**What you have to do:** Do not carry the pictures over; copy every other part of the entries exactly.

**Record list:**
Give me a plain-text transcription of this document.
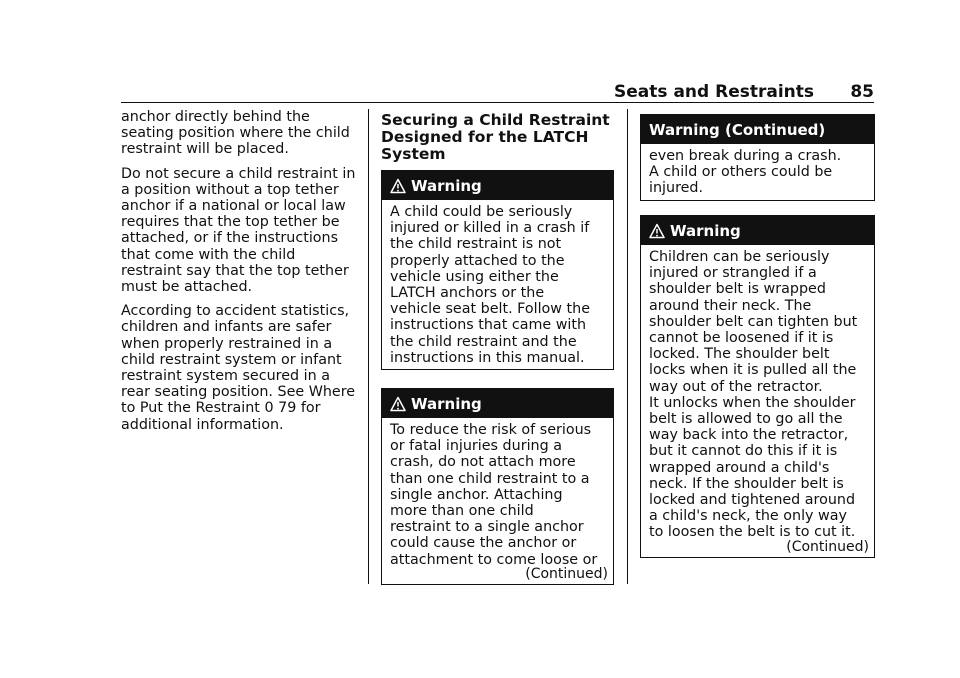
Seats and Restraints 85

anchor directly behind the seating position where the child restraint will be placed.

Do not secure a child restraint in a position without a top tether anchor if a national or local law requires that the top tether be attached, or if the instructions that come with the child restraint say that the top tether must be attached.

According to accident statistics, children and infants are safer when properly restrained in a child restraint system or infant restraint system secured in a rear seating position. See Where to Put the Restraint 0 79 for additional information.

Securing a Child Restraint Designed for the LATCH System
Warning
A child could be seriously
injured or killed in a crash if
the child restraint is not
properly attached to the
vehicle using either the
LATCH anchors or the
vehicle seat belt. Follow the
instructions that came with
the child restraint and the
instructions in this manual.
Warning
To reduce the risk of serious
or fatal injuries during a
crash, do not attach more
than one child restraint to a
single anchor. Attaching
more than one child
restraint to a single anchor
could cause the anchor or
attachment to come loose or
(Continued)
Warning (Continued)
even break during a crash.
A child or others could be
injured.
Warning
Children can be seriously
injured or strangled if a
shoulder belt is wrapped
around their neck. The
shoulder belt can tighten but
cannot be loosened if it is
locked. The shoulder belt
locks when it is pulled all the
way out of the retractor.
It unlocks when the shoulder
belt is allowed to go all the
way back into the retractor,
but it cannot do this if it is
wrapped around a child's
neck. If the shoulder belt is
locked and tightened around
a child's neck, the only way
to loosen the belt is to cut it.
(Continued)
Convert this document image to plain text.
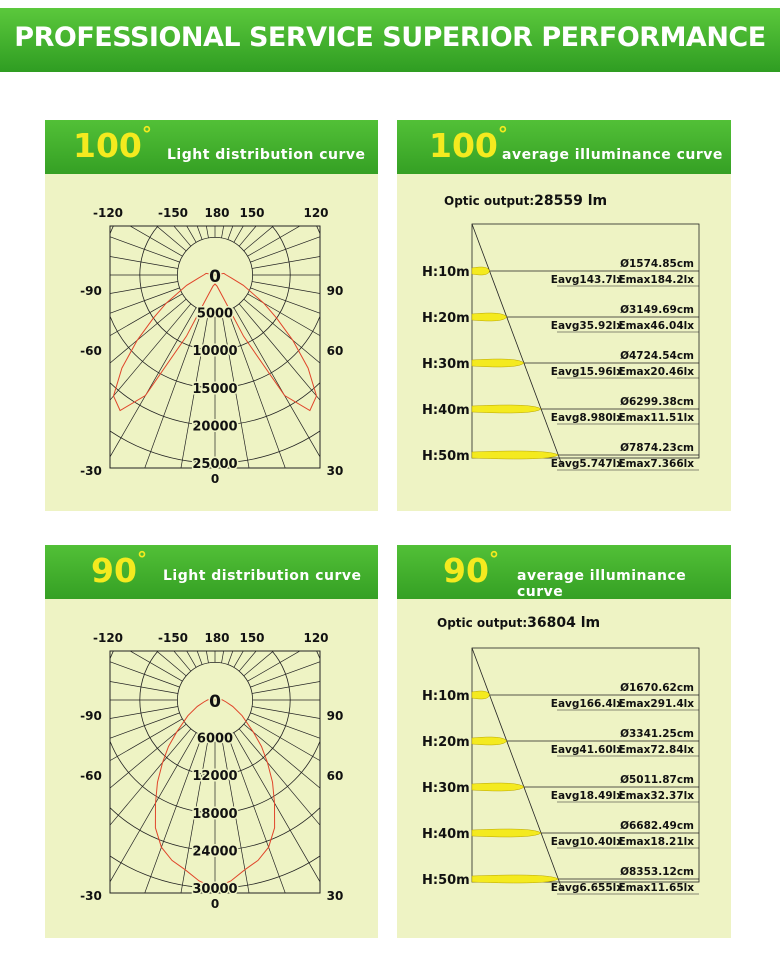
PROFESSIONAL SERVICE SUPERIOR PERFORMANCE
100°
Light distribution curve
0
5000
10000
15000
20000
25000
-120	-150 180 150	120
-90
-60
-30
90
60
30
0
100°
average illuminance curve
Optic output:28559 lm
H:10m
Ø1574.85cm
Eavg143.7lx
Emax184.2lx
H:20m
Ø3149.69cm
Eavg35.92lx
Emax46.04lx
H:30m
Ø4724.54cm
Eavg15.96lx
Emax20.46lx
H:40m
Ø6299.38cm
Eavg8.980lx
Emax11.51lx
H:50m
Ø7874.23cm
Eavg5.747lx
Emax7.366lx
90°
Light distribution curve
0
6000
12000
18000
24000
30000
-120	-150 180 150	120
-90
-60
-30
90
60
30
0
90°
average illuminance curve
Optic output:36804 lm
H:10m
Ø1670.62cm
Eavg166.4lx
Emax291.4lx
H:20m
Ø3341.25cm
Eavg41.60lx
Emax72.84lx
H:30m
Ø5011.87cm
Eavg18.49lx
Emax32.37lx
H:40m
Ø6682.49cm
Eavg10.40lx
Emax18.21lx
H:50m
Ø8353.12cm
Eavg6.655lx
Emax11.65lx
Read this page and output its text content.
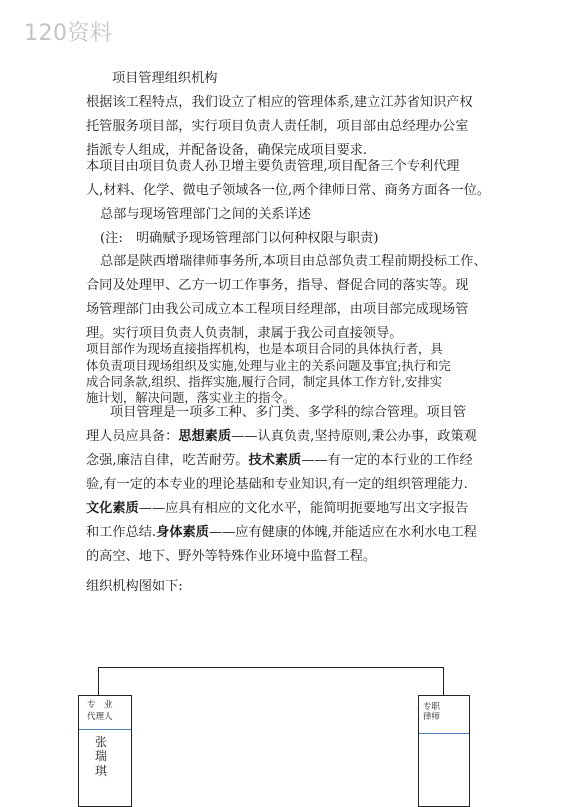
120资料
项目管理组织机构
根据该工程特点，我们设立了相应的管理体系,建立江苏省知识产权
托管服务项目部，实行项目负责人责任制，项目部由总经理办公室
指派专人组成，并配备设备，确保完成项目要求.
本项目由项目负责人孙卫增主要负责管理,项目配备三个专利代理
人,材料、化学、微电子领域各一位,两个律师日常、商务方面各一位。
总部与现场管理部门之间的关系详述
(注:　明确赋予现场管理部门以何种权限与职责)
总部是陕西增瑞律师事务所,本项目由总部负责工程前期投标工作、
合同及处理甲、乙方一切工作事务，指导、督促合同的落实等。现
场管理部门由我公司成立本工程项目经理部，由项目部完成现场管
理。实行项目负责人负责制，隶属于我公司直接领导。
项目部作为现场直接指挥机构，也是本项目合同的具体执行者，具
体负责项目现场组织及实施,处理与业主的关系问题及事宜;执行和完
成合同条款,组织、指挥实施,履行合同，制定具体工作方针,安排实
施计划，解决问题，落实业主的指令。
项目管理是一项多工种、多门类、多学科的综合管理。项目管
理人员应具备：思想素质——认真负责,坚持原则,秉公办事，政策观
念强,廉洁自律，吃苦耐劳。技术素质——有一定的本行业的工作经
验,有一定的本专业的理论基础和专业知识,有一定的组织管理能力.
文化素质——应具有相应的文化水平，能简明扼要地写出文字报告
和工作总结.身体素质——应有健康的体魄,并能适应在水利水电工程
的高空、地下、野外等特殊作业环境中监督工程。
组织机构图如下:
专　业
代理人
张
瑞
琪
专职
律师
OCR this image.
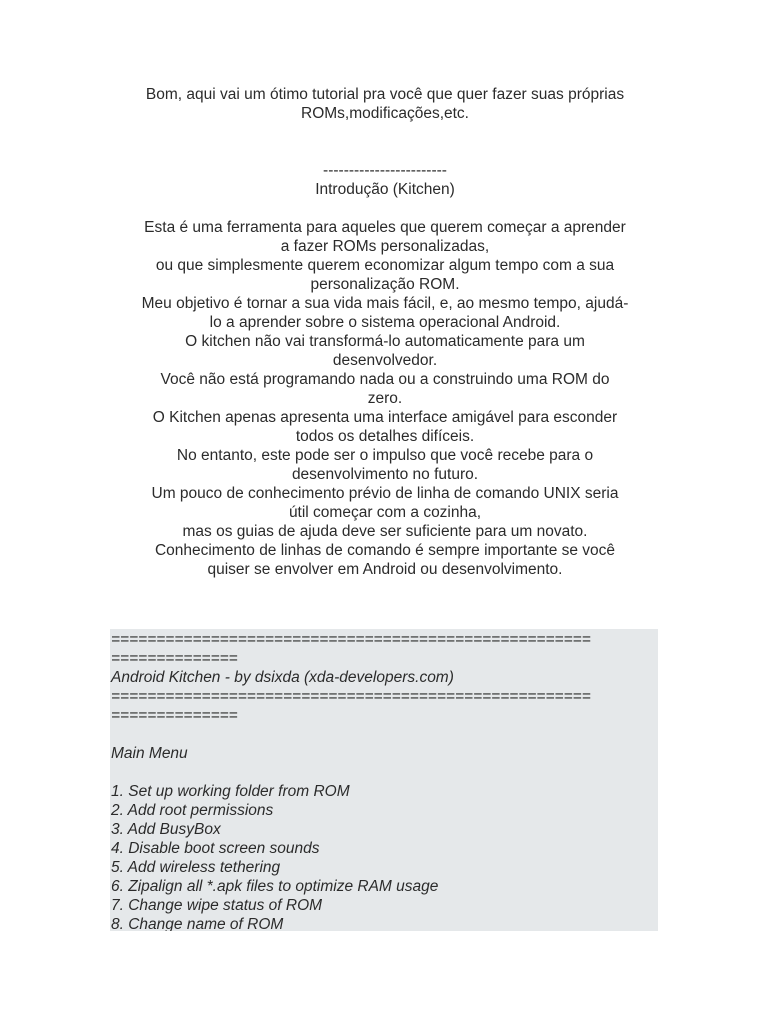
Bom, aqui vai um ótimo tutorial pra você que quer fazer suas próprias
ROMs,modificações,etc.
------------------------
Introdução (Kitchen)
Esta é uma ferramenta para aqueles que querem começar a aprender
a fazer ROMs personalizadas,
ou que simplesmente querem economizar algum tempo com a sua
personalização ROM.
Meu objetivo é tornar a sua vida mais fácil, e, ao mesmo tempo, ajudá-
lo a aprender sobre o sistema operacional Android.
O kitchen não vai transformá-lo automaticamente para um
desenvolvedor.
Você não está programando nada ou a construindo uma ROM do
zero.
O Kitchen apenas apresenta uma interface amigável para esconder
todos os detalhes difíceis.
No entanto, este pode ser o impulso que você recebe para o
desenvolvimento no futuro.
Um pouco de conhecimento prévio de linha de comando UNIX seria
útil começar com a cozinha,
mas os guias de ajuda deve ser suficiente para um novato.
Conhecimento de linhas de comando é sempre importante se você
quiser se envolver em Android ou desenvolvimento.
=====================================================
==============
Android Kitchen - by dsixda (xda-developers.com)
=====================================================
==============
Main Menu
1. Set up working folder from ROM
2. Add root permissions
3. Add BusyBox
4. Disable boot screen sounds
5. Add wireless tethering
6. Zipalign all *.apk files to optimize RAM usage
7. Change wipe status of ROM
8. Change name of ROM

**Task result:**
Give me a plain-text transcription of this document.
Seats and Restraints 85

anchor directly behind the seating position where the child restraint will be placed.

Do not secure a child restraint in a position without a top tether anchor if a national or local law requires that the top tether be attached, or if the instructions that come with the child restraint say that the top tether must be attached.

According to accident statistics, children and infants are safer when properly restrained in a child restraint system or infant restraint system secured in a rear seating position. See Where to Put the Restraint 0 79 for additional information.

Securing a Child Restraint Designed for the LATCH System
Warning
A child could be seriously
injured or killed in a crash if
the child restraint is not
properly attached to the
vehicle using either the
LATCH anchors or the
vehicle seat belt. Follow the
instructions that came with
the child restraint and the
instructions in this manual.
Warning
To reduce the risk of serious
or fatal injuries during a
crash, do not attach more
than one child restraint to a
single anchor. Attaching
more than one child
restraint to a single anchor
could cause the anchor or
attachment to come loose or
(Continued)
Warning (Continued)
even break during a crash.
A child or others could be
injured.
Warning
Children can be seriously
injured or strangled if a
shoulder belt is wrapped
around their neck. The
shoulder belt can tighten but
cannot be loosened if it is
locked. The shoulder belt
locks when it is pulled all the
way out of the retractor.
It unlocks when the shoulder
belt is allowed to go all the
way back into the retractor,
but it cannot do this if it is
wrapped around a child's
neck. If the shoulder belt is
locked and tightened around
a child's neck, the only way
to loosen the belt is to cut it.
(Continued)
Convert this document image to plain text.
PROFESSIONAL SERVICE SUPERIOR PERFORMANCE
100°
Light distribution curve
0
5000
10000
15000
20000
25000
-120	-150 180 150	120
-90
-60
-30
90
60
30
0
100°
average illuminance curve
Optic output:28559 lm
H:10m
Ø1574.85cm
Eavg143.7lx
Emax184.2lx
H:20m
Ø3149.69cm
Eavg35.92lx
Emax46.04lx
H:30m
Ø4724.54cm
Eavg15.96lx
Emax20.46lx
H:40m
Ø6299.38cm
Eavg8.980lx
Emax11.51lx
H:50m
Ø7874.23cm
Eavg5.747lx
Emax7.366lx
90°
Light distribution curve
0
6000
12000
18000
24000
30000
-120	-150 180 150	120
-90
-60
-30
90
60
30
0
90°
average illuminance curve
Optic output:36804 lm
H:10m
Ø1670.62cm
Eavg166.4lx
Emax291.4lx
H:20m
Ø3341.25cm
Eavg41.60lx
Emax72.84lx
H:30m
Ø5011.87cm
Eavg18.49lx
Emax32.37lx
H:40m
Ø6682.49cm
Eavg10.40lx
Emax18.21lx
H:50m
Ø8353.12cm
Eavg6.655lx
Emax11.65lx
Read this page and output its text content.
120资料
项目管理组织机构
根据该工程特点，我们设立了相应的管理体系,建立江苏省知识产权
托管服务项目部，实行项目负责人责任制，项目部由总经理办公室
指派专人组成，并配备设备，确保完成项目要求.
本项目由项目负责人孙卫增主要负责管理,项目配备三个专利代理
人,材料、化学、微电子领域各一位,两个律师日常、商务方面各一位。
总部与现场管理部门之间的关系详述
(注:　明确赋予现场管理部门以何种权限与职责)
总部是陕西增瑞律师事务所,本项目由总部负责工程前期投标工作、
合同及处理甲、乙方一切工作事务，指导、督促合同的落实等。现
场管理部门由我公司成立本工程项目经理部，由项目部完成现场管
理。实行项目负责人负责制，隶属于我公司直接领导。
项目部作为现场直接指挥机构，也是本项目合同的具体执行者，具
体负责项目现场组织及实施,处理与业主的关系问题及事宜;执行和完
成合同条款,组织、指挥实施,履行合同，制定具体工作方针,安排实
施计划，解决问题，落实业主的指令。
项目管理是一项多工种、多门类、多学科的综合管理。项目管
理人员应具备：思想素质——认真负责,坚持原则,秉公办事，政策观
念强,廉洁自律，吃苦耐劳。技术素质——有一定的本行业的工作经
验,有一定的本专业的理论基础和专业知识,有一定的组织管理能力.
文化素质——应具有相应的文化水平，能简明扼要地写出文字报告
和工作总结.身体素质——应有健康的体魄,并能适应在水利水电工程
的高空、地下、野外等特殊作业环境中监督工程。
组织机构图如下:
专　业
代理人
张
瑞
琪
专职
律师
OCR this image.
Bom, aqui vai um ótimo tutorial pra você que quer fazer suas próprias
ROMs,modificações,etc.
------------------------
Introdução (Kitchen)
Esta é uma ferramenta para aqueles que querem começar a aprender
a fazer ROMs personalizadas,
ou que simplesmente querem economizar algum tempo com a sua
personalização ROM.
Meu objetivo é tornar a sua vida mais fácil, e, ao mesmo tempo, ajudá-
lo a aprender sobre o sistema operacional Android.
O kitchen não vai transformá-lo automaticamente para um
desenvolvedor.
Você não está programando nada ou a construindo uma ROM do
zero.
O Kitchen apenas apresenta uma interface amigável para esconder
todos os detalhes difíceis.
No entanto, este pode ser o impulso que você recebe para o
desenvolvimento no futuro.
Um pouco de conhecimento prévio de linha de comando UNIX seria
útil começar com a cozinha,
mas os guias de ajuda deve ser suficiente para um novato.
Conhecimento de linhas de comando é sempre importante se você
quiser se envolver em Android ou desenvolvimento.
=====================================================
==============
Android Kitchen - by dsixda (xda-developers.com)
=====================================================
==============
Main Menu
1. Set up working folder from ROM
2. Add root permissions
3. Add BusyBox
4. Disable boot screen sounds
5. Add wireless tethering
6. Zipalign all *.apk files to optimize RAM usage
7. Change wipe status of ROM
8. Change name of ROM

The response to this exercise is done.